━━━━━ The records ━━━━━
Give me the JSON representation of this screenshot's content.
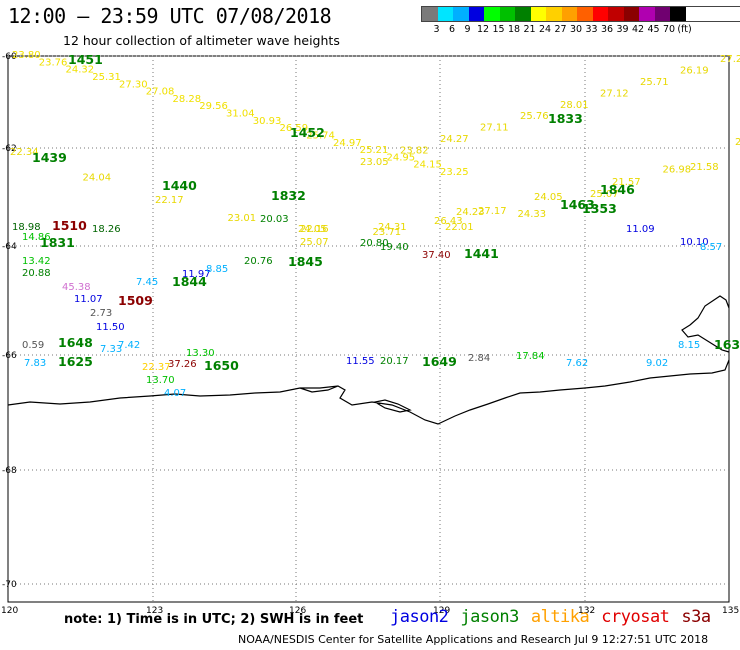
{
  "header": {
    "title": "12:00 – 23:59 UTC 07/08/2018",
    "subtitle": "12 hour collection of altimeter wave heights"
  },
  "legend": {
    "labels": [
      "3",
      "6",
      "9",
      "12",
      "15",
      "18",
      "21",
      "24",
      "27",
      "30",
      "33",
      "36",
      "39",
      "42",
      "45",
      "70",
      "(ft)"
    ],
    "colors": [
      "#7a7a7a",
      "#00e5ff",
      "#00b0ff",
      "#0000e0",
      "#00ff00",
      "#00c000",
      "#008000",
      "#ffff00",
      "#ffd000",
      "#ffa000",
      "#ff6000",
      "#ff0000",
      "#c00000",
      "#8b0000",
      "#b000b0",
      "#700070",
      "#000000"
    ]
  },
  "axes": {
    "lat_labels": [
      "-60",
      "-62",
      "-64",
      "-66",
      "-68",
      "-70"
    ],
    "lon_labels": [
      "120",
      "123",
      "126",
      "129",
      "132",
      "135"
    ]
  },
  "tracks": [
    {
      "name": "track-a",
      "color": "#f0e000",
      "labels": [
        "23.80",
        "23.76",
        "24.32",
        "25.31",
        "27.30",
        "27.08",
        "28.28",
        "29.56",
        "31.04",
        "30.93",
        "26.59",
        "25.74",
        "24.97",
        "25.21",
        "24.95",
        "24.15",
        "23.25"
      ],
      "times": [
        "1451",
        "1452"
      ]
    },
    {
      "name": "track-b",
      "color": "#e8d800",
      "labels": [
        "27.29",
        "26.19",
        "25.71",
        "27.12",
        "28.01",
        "25.76",
        "27.11",
        "24.27",
        "23.82",
        "23.05"
      ],
      "times": [
        "1833"
      ]
    },
    {
      "name": "track-c",
      "color": "#e8d800",
      "labels": [
        "22.34",
        "24.04",
        "22.17",
        "23.01",
        "22.16",
        "23.71",
        "22.01",
        "24.33",
        "25.07",
        "26.98",
        "22.28"
      ],
      "times": [
        "1439",
        "1440",
        "1832"
      ]
    },
    {
      "name": "track-d",
      "color": "#e8d800",
      "labels": [
        "25.07",
        "24.31",
        "24.23",
        "24.05",
        "21.57",
        "21.58"
      ],
      "times": [
        "1846"
      ]
    }
  ],
  "times_labels": [
    {
      "text": "1451",
      "color": "#008000"
    },
    {
      "text": "1452",
      "color": "#008000"
    },
    {
      "text": "1833",
      "color": "#008000"
    },
    {
      "text": "1439",
      "color": "#008000"
    },
    {
      "text": "1440",
      "color": "#008000"
    },
    {
      "text": "1832",
      "color": "#008000"
    },
    {
      "text": "1846",
      "color": "#008000"
    },
    {
      "text": "1463",
      "color": "#008000"
    },
    {
      "text": "1353",
      "color": "#008000"
    },
    {
      "text": "1510",
      "color": "#8b0000"
    },
    {
      "text": "1831",
      "color": "#008000"
    },
    {
      "text": "1845",
      "color": "#008000"
    },
    {
      "text": "1441",
      "color": "#008000"
    },
    {
      "text": "1844",
      "color": "#008000"
    },
    {
      "text": "1509",
      "color": "#8b0000"
    },
    {
      "text": "1648",
      "color": "#008000"
    },
    {
      "text": "1625",
      "color": "#008000"
    },
    {
      "text": "1650",
      "color": "#008000"
    },
    {
      "text": "1649",
      "color": "#008000"
    },
    {
      "text": "163",
      "color": "#008000"
    }
  ],
  "value_labels": [
    {
      "text": "18.98",
      "color": "#006400"
    },
    {
      "text": "18.26",
      "color": "#006400"
    },
    {
      "text": "14.86",
      "color": "#00c000"
    },
    {
      "text": "13.42",
      "color": "#00c000"
    },
    {
      "text": "20.88",
      "color": "#008000"
    },
    {
      "text": "45.38",
      "color": "#d070d0"
    },
    {
      "text": "11.97",
      "color": "#0000e0"
    },
    {
      "text": "11.07",
      "color": "#0000e0"
    },
    {
      "text": "2.73",
      "color": "#555555"
    },
    {
      "text": "11.50",
      "color": "#0000e0"
    },
    {
      "text": "8.85",
      "color": "#00b0ff"
    },
    {
      "text": "7.45",
      "color": "#00b0ff"
    },
    {
      "text": "20.76",
      "color": "#008000"
    },
    {
      "text": "20.80",
      "color": "#008000"
    },
    {
      "text": "19.40",
      "color": "#008000"
    },
    {
      "text": "37.40",
      "color": "#8b0000"
    },
    {
      "text": "20.03",
      "color": "#008000"
    },
    {
      "text": "24.05",
      "color": "#e8d800"
    },
    {
      "text": "11.09",
      "color": "#0000e0"
    },
    {
      "text": "10.10",
      "color": "#0000e0"
    },
    {
      "text": "8.57",
      "color": "#00b0ff"
    },
    {
      "text": "0.59",
      "color": "#555555"
    },
    {
      "text": "7.42",
      "color": "#00b0ff"
    },
    {
      "text": "7.33",
      "color": "#00b0ff"
    },
    {
      "text": "7.83",
      "color": "#00b0ff"
    },
    {
      "text": "37.26",
      "color": "#8b0000"
    },
    {
      "text": "13.30",
      "color": "#00c000"
    },
    {
      "text": "11.55",
      "color": "#0000e0"
    },
    {
      "text": "20.17",
      "color": "#008000"
    },
    {
      "text": "17.84",
      "color": "#00c000"
    },
    {
      "text": "2.84",
      "color": "#555555"
    },
    {
      "text": "7.62",
      "color": "#00b0ff"
    },
    {
      "text": "9.02",
      "color": "#00b0ff"
    },
    {
      "text": "8.15",
      "color": "#00b0ff"
    },
    {
      "text": "13.70",
      "color": "#00c000"
    },
    {
      "text": "4.07",
      "color": "#00b0ff"
    },
    {
      "text": "22.37",
      "color": "#ffd000"
    },
    {
      "text": "27.17",
      "color": "#e8d800"
    },
    {
      "text": "26.43",
      "color": "#e8d800"
    }
  ],
  "footer": {
    "note": "note: 1) Time is in UTC; 2) SWH is in feet",
    "satellites": [
      {
        "name": "jason2",
        "color": "#0000e0"
      },
      {
        "name": "jason3",
        "color": "#008000"
      },
      {
        "name": "altika",
        "color": "#ffa000"
      },
      {
        "name": "cryosat",
        "color": "#e00000"
      },
      {
        "name": "s3a",
        "color": "#8b0000"
      }
    ],
    "credit": "NOAA/NESDIS Center for Satellite Applications and Research    Jul  9 12:27:51 UTC 2018"
  }
}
━━━━━
Work required — Omitting all images, retype each line of the records precisely.

Exercise output —
Give me the JSON representation of this screenshot's content.
{
  "header": {
    "title": "12:00 – 23:59 UTC 07/08/2018",
    "subtitle": "12 hour collection of altimeter wave heights"
  },
  "legend": {
    "labels": [
      "3",
      "6",
      "9",
      "12",
      "15",
      "18",
      "21",
      "24",
      "27",
      "30",
      "33",
      "36",
      "39",
      "42",
      "45",
      "70",
      "(ft)"
    ],
    "colors": [
      "#7a7a7a",
      "#00e5ff",
      "#00b0ff",
      "#0000e0",
      "#00ff00",
      "#00c000",
      "#008000",
      "#ffff00",
      "#ffd000",
      "#ffa000",
      "#ff6000",
      "#ff0000",
      "#c00000",
      "#8b0000",
      "#b000b0",
      "#700070",
      "#000000"
    ]
  },
  "axes": {
    "lat_labels": [
      "-60",
      "-62",
      "-64",
      "-66",
      "-68",
      "-70"
    ],
    "lon_labels": [
      "120",
      "123",
      "126",
      "129",
      "132",
      "135"
    ]
  },
  "tracks": [
    {
      "name": "track-a",
      "color": "#f0e000",
      "labels": [
        "23.80",
        "23.76",
        "24.32",
        "25.31",
        "27.30",
        "27.08",
        "28.28",
        "29.56",
        "31.04",
        "30.93",
        "26.59",
        "25.74",
        "24.97",
        "25.21",
        "24.95",
        "24.15",
        "23.25"
      ],
      "times": [
        "1451",
        "1452"
      ]
    },
    {
      "name": "track-b",
      "color": "#e8d800",
      "labels": [
        "27.29",
        "26.19",
        "25.71",
        "27.12",
        "28.01",
        "25.76",
        "27.11",
        "24.27",
        "23.82",
        "23.05"
      ],
      "times": [
        "1833"
      ]
    },
    {
      "name": "track-c",
      "color": "#e8d800",
      "labels": [
        "22.34",
        "24.04",
        "22.17",
        "23.01",
        "22.16",
        "23.71",
        "22.01",
        "24.33",
        "25.07",
        "26.98",
        "22.28"
      ],
      "times": [
        "1439",
        "1440",
        "1832"
      ]
    },
    {
      "name": "track-d",
      "color": "#e8d800",
      "labels": [
        "25.07",
        "24.31",
        "24.23",
        "24.05",
        "21.57",
        "21.58"
      ],
      "times": [
        "1846"
      ]
    }
  ],
  "times_labels": [
    {
      "text": "1451",
      "color": "#008000"
    },
    {
      "text": "1452",
      "color": "#008000"
    },
    {
      "text": "1833",
      "color": "#008000"
    },
    {
      "text": "1439",
      "color": "#008000"
    },
    {
      "text": "1440",
      "color": "#008000"
    },
    {
      "text": "1832",
      "color": "#008000"
    },
    {
      "text": "1846",
      "color": "#008000"
    },
    {
      "text": "1463",
      "color": "#008000"
    },
    {
      "text": "1353",
      "color": "#008000"
    },
    {
      "text": "1510",
      "color": "#8b0000"
    },
    {
      "text": "1831",
      "color": "#008000"
    },
    {
      "text": "1845",
      "color": "#008000"
    },
    {
      "text": "1441",
      "color": "#008000"
    },
    {
      "text": "1844",
      "color": "#008000"
    },
    {
      "text": "1509",
      "color": "#8b0000"
    },
    {
      "text": "1648",
      "color": "#008000"
    },
    {
      "text": "1625",
      "color": "#008000"
    },
    {
      "text": "1650",
      "color": "#008000"
    },
    {
      "text": "1649",
      "color": "#008000"
    },
    {
      "text": "163",
      "color": "#008000"
    }
  ],
  "value_labels": [
    {
      "text": "18.98",
      "color": "#006400"
    },
    {
      "text": "18.26",
      "color": "#006400"
    },
    {
      "text": "14.86",
      "color": "#00c000"
    },
    {
      "text": "13.42",
      "color": "#00c000"
    },
    {
      "text": "20.88",
      "color": "#008000"
    },
    {
      "text": "45.38",
      "color": "#d070d0"
    },
    {
      "text": "11.97",
      "color": "#0000e0"
    },
    {
      "text": "11.07",
      "color": "#0000e0"
    },
    {
      "text": "2.73",
      "color": "#555555"
    },
    {
      "text": "11.50",
      "color": "#0000e0"
    },
    {
      "text": "8.85",
      "color": "#00b0ff"
    },
    {
      "text": "7.45",
      "color": "#00b0ff"
    },
    {
      "text": "20.76",
      "color": "#008000"
    },
    {
      "text": "20.80",
      "color": "#008000"
    },
    {
      "text": "19.40",
      "color": "#008000"
    },
    {
      "text": "37.40",
      "color": "#8b0000"
    },
    {
      "text": "20.03",
      "color": "#008000"
    },
    {
      "text": "24.05",
      "color": "#e8d800"
    },
    {
      "text": "11.09",
      "color": "#0000e0"
    },
    {
      "text": "10.10",
      "color": "#0000e0"
    },
    {
      "text": "8.57",
      "color": "#00b0ff"
    },
    {
      "text": "0.59",
      "color": "#555555"
    },
    {
      "text": "7.42",
      "color": "#00b0ff"
    },
    {
      "text": "7.33",
      "color": "#00b0ff"
    },
    {
      "text": "7.83",
      "color": "#00b0ff"
    },
    {
      "text": "37.26",
      "color": "#8b0000"
    },
    {
      "text": "13.30",
      "color": "#00c000"
    },
    {
      "text": "11.55",
      "color": "#0000e0"
    },
    {
      "text": "20.17",
      "color": "#008000"
    },
    {
      "text": "17.84",
      "color": "#00c000"
    },
    {
      "text": "2.84",
      "color": "#555555"
    },
    {
      "text": "7.62",
      "color": "#00b0ff"
    },
    {
      "text": "9.02",
      "color": "#00b0ff"
    },
    {
      "text": "8.15",
      "color": "#00b0ff"
    },
    {
      "text": "13.70",
      "color": "#00c000"
    },
    {
      "text": "4.07",
      "color": "#00b0ff"
    },
    {
      "text": "22.37",
      "color": "#ffd000"
    },
    {
      "text": "27.17",
      "color": "#e8d800"
    },
    {
      "text": "26.43",
      "color": "#e8d800"
    }
  ],
  "footer": {
    "note": "note: 1) Time is in UTC; 2) SWH is in feet",
    "satellites": [
      {
        "name": "jason2",
        "color": "#0000e0"
      },
      {
        "name": "jason3",
        "color": "#008000"
      },
      {
        "name": "altika",
        "color": "#ffa000"
      },
      {
        "name": "cryosat",
        "color": "#e00000"
      },
      {
        "name": "s3a",
        "color": "#8b0000"
      }
    ],
    "credit": "NOAA/NESDIS Center for Satellite Applications and Research    Jul  9 12:27:51 UTC 2018"
  }
}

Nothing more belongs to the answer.